• _Quoted passage_:

DO YOU KNOW JACK?
Getting to know an off-roader’s best friend
A jack is one of those pieces of equipment that is just plain essential for four-wheeling. The stock jack supplied by the manufacturer isn’t going to help off-road: terrain is rarely level and never smooth. You have three styles to choose from: HiLift, X-Jack and bottle jack.
The first step in any situation is to make sure the vehicle cannot move. Sometimes the emergency brake isn’t enough, because you might be lifting that wheel. You might have to chock the opposite side. Seldom is the terrain flat and level. In this case, run the winch out to a tree or stretch a strap tightly from the vehicle to be jacked. Always be careful when jacking.
The Hi-Lift is very versatile but has a lot of safety risks. It is versatile in the sense you can lift (jack) with it, you can “pole vault” (more on this later) with it, and you can use it as a “poor man’s” winch in a pinch.
Lift as close as possible to the tire you want to get off the ground. If you lift in the middle of either bumper, the vehicle is likely to tip in one direction. Vehicles today don’t have notches in the frame for a jack, so latch onto the bumper close to the affected wheel.
The base on a Hi-Lift jack is pretty small. That makes it challenging to lift on soft or uneven surfaces. You may want to purchase a safety kit. That includes an extra-wide base and support cables.
“Pole vaulting” involves shifting a vehicle sideways while jacked up. Let’s say you’re stuck and just need to move a foot or two to one side. Set the jack near the middle of the opposite side, at a slight angle. Once both wheels on the near (jack) side are off the ground, the vehicle will fall away. Repeat as needed to move away from the obstruction.
With a chain on one end and a tree strap on the other, the Hi-Lift can be used as a “poor man’s” winch by laying it sideways. The chain allows you to adjust the distance from the vehicle to your anchor point. Since you can only move the stuck vehicle about
a metre at a time, the chain makes it easier to reset the jack each time. By looping the chain around the “nose” of the jack, you can shorten it with a grab hook. Besides all the hard work, the difficulty is keeping the vehicle in place every time you reset for a new bite. A Hi-Lift recovery kit has all the gear your need to solve this problem.
That being said, you need to be careful with Hi-Lifts. Use only on solid ground and when the main part is straight up and down. If you must jack on sand or soft soil, place a piece of plywood or other board under the foot.
Make sure the handle is straight up when at rest. When lowering a vehicle, place a hand at the top of the centerpiece and gently coax the lever up and down. Keep your fingers on top and clear; if the lever takes off, you’ll get “hammer thumb.” You should keep your head out of the way for the same reason.

• _Exercise set_:
[1] Return the part of the article on off-road jacks that runs from "That being said, you" to "the same reason.", copied word for word.
[2] Resume the article on off-road jacks after its last sentence, keeping its tone and subject.

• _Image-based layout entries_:
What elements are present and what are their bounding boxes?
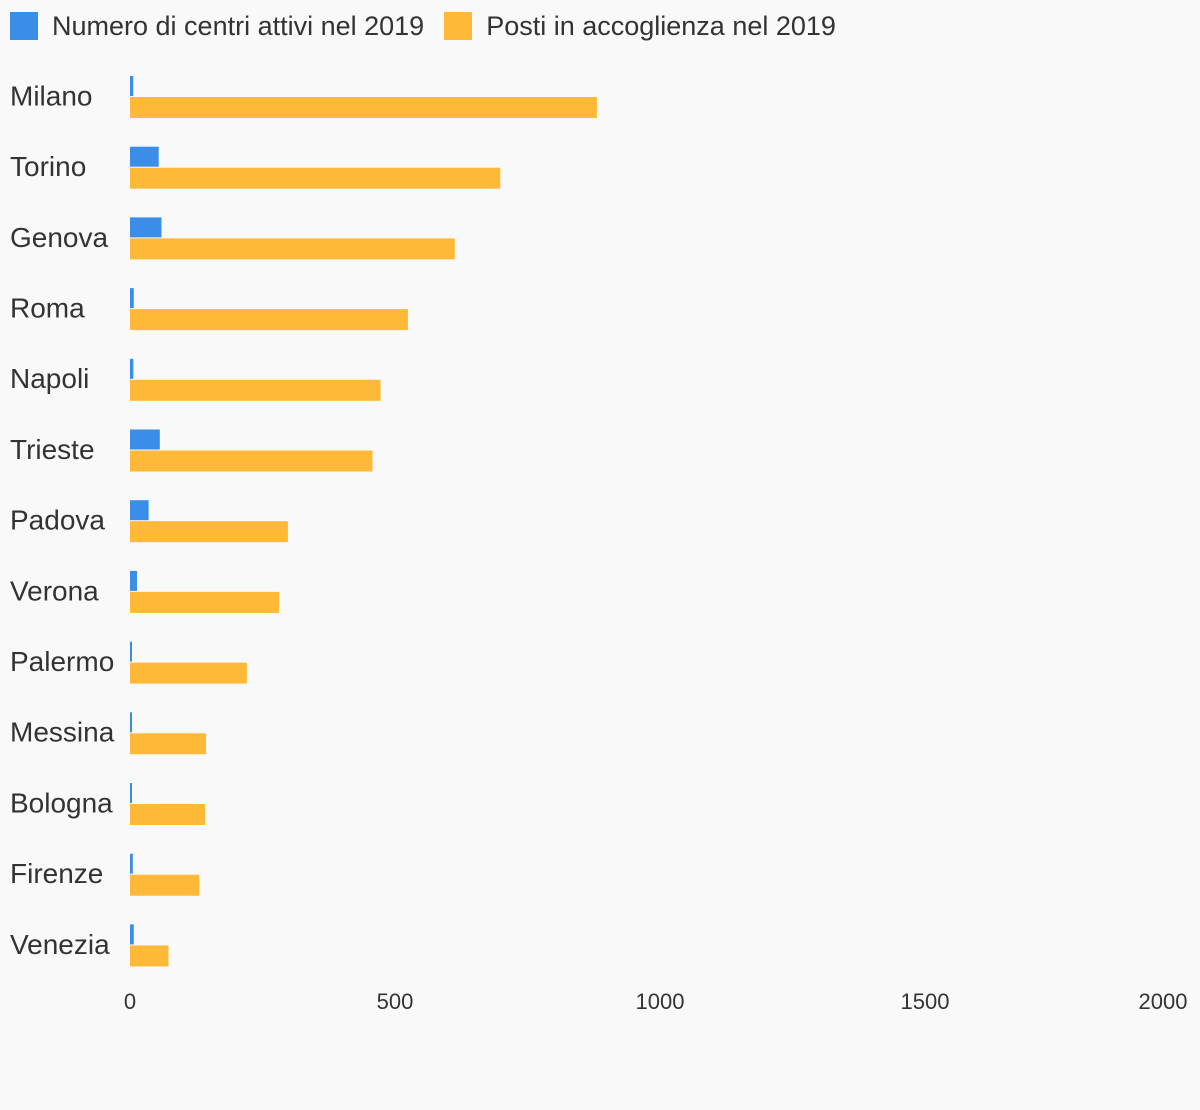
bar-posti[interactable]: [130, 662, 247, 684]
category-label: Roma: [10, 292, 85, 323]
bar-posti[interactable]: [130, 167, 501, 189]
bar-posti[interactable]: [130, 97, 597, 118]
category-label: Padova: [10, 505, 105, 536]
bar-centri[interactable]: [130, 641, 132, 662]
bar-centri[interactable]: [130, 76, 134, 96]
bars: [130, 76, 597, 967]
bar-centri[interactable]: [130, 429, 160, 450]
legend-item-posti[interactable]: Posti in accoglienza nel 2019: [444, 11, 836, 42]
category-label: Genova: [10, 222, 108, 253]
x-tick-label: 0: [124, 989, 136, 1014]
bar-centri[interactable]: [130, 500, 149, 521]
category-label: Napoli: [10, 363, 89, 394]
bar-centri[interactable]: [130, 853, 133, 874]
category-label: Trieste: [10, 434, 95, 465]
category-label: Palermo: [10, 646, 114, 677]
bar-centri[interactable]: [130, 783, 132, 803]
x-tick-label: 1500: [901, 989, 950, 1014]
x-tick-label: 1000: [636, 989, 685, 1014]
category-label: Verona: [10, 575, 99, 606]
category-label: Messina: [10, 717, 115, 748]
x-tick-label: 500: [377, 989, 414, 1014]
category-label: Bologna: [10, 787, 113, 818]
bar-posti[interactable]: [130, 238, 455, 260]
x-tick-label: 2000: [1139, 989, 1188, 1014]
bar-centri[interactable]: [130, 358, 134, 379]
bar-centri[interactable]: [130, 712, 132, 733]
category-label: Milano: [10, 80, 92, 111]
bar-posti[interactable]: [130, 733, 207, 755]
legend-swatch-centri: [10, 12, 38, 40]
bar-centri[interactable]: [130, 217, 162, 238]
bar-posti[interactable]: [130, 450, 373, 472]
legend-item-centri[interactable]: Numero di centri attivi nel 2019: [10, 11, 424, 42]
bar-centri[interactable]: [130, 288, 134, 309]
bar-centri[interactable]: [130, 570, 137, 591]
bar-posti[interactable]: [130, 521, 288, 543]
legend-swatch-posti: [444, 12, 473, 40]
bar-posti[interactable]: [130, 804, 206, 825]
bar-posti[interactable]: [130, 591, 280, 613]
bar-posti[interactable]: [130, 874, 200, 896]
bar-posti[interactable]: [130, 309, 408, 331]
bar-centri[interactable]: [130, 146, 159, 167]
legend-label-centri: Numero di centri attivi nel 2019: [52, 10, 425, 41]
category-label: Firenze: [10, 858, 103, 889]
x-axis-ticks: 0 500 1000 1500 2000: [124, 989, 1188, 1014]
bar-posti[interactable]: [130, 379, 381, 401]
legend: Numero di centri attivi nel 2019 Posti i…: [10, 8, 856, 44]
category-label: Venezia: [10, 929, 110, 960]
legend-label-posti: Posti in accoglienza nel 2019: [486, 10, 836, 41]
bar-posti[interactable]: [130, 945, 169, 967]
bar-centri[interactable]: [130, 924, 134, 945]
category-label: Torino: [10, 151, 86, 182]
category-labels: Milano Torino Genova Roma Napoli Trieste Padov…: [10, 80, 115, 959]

• _Expected results_:
[1]
That being said, you need to be careful with Hi-Lifts. Use only on solid ground and when the main part is straight up and down. If you must jack on sand or soft soil, place a piece of plywood or other board under the foot.
Make sure the handle is straight up when at rest. When lowering a vehicle, place a hand at the top of the centerpiece and gently coax the lever up and down. Keep your fingers on top and clear; if the lever takes off, you’ll get “hammer thumb.” You should keep your head out of the way for the same reason.

[2]
A basic Hi-lift runs about $70. They’re rated to nearly 2,268 kg (5000 lb) for the first metre. With safety accessories, you’re looking at about $230. Though there are safety issues, the HiLift jack is an extremely versatile and useful tool. Don’t leave home without one in the group.
The X-jack is really helpful in sand and snow. You slide it under the vehicle, and use exhaust to inflate the bag and raise the vehicle (see our review in volume 18, issue 3).
Watch for sharp edges on the body or frame, and keep the bag away from the exhaust pipe. It’s a good idea to place padding on top of the bag. The X-Jack comes with a pad, but I suggest grabbing one or two floor mats for additional padding. Make sure there are no kinks in the hose as you’re playing it out.
The X-Jack works best with two people: one to hold the funnel tightly on the exhaust pipe and the other to keep the bag in position. If working alone, use a compressor. The bag also has a valve stem to attach a compressor so you can tap into that while positioning the bag.
Be careful if lifting on sand. We tend to use high RPM in the sand. This causes a hotter exhaust, and it’s easier to melt the hose. If you have a compressor, use that instead. You may find that the bag quits inflating the last foot or so. It is necessary to run the engine at a higher RPM (than idle) to fully inflate the bag. Another reason to have help.
A drawback is that the kit takes up a fair amount of space in the vehicle. Consider tying it on the outside or roof if space is a premium.
Compact and more stable than the Hi-Lift, a bottle jack allows you to lift just an axle as opposed to an entire side of the vehicle. A big disadvantage is that you don’t always have sufficient clearance under the vehicle (use the Hi-lift or Xjack).
The second downside is that it won’t always lift high enough for what you need. The post usually extends only about 12 to 15 cm (5-6 inches). That’s why you may want to buy extensions. If you don’t care to do that, try a block of wood.
Bottle jacks come in a variety of sizes. A 3-ton model is sufficient for most 4WD vehicles. For larger vehicles like a Sportsmobile, a 5-ton jack is better. I’ve seen good results with electric models.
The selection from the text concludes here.